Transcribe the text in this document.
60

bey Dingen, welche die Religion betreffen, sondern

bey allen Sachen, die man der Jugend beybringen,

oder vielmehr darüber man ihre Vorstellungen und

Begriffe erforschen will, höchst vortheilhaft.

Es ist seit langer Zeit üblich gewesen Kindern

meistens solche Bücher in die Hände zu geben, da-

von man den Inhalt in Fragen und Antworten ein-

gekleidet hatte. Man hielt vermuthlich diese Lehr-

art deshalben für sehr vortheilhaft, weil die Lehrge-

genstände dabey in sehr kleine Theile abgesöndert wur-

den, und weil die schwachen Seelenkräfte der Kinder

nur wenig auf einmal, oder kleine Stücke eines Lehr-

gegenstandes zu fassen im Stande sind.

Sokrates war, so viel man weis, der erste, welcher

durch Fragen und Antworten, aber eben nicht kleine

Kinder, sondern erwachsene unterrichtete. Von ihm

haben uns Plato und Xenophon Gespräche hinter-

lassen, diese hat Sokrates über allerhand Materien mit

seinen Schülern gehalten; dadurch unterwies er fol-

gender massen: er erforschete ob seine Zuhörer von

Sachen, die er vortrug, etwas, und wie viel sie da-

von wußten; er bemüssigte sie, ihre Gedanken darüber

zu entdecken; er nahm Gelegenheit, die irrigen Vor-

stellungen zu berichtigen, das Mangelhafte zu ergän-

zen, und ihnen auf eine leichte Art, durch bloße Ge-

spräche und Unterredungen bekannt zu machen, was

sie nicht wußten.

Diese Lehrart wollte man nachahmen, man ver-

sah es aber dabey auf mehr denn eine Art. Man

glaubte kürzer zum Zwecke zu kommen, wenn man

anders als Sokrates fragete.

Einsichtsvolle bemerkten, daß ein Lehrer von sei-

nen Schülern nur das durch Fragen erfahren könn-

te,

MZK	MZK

◆ ◆ ◆

> _Task goal_: Pull out every line of the entries that includes the word "Sachen".

> _The result_:
bey allen Sachen, die man der Jugend beybringen,
Sachen, die er vortrug, etwas, und wie viel sie da-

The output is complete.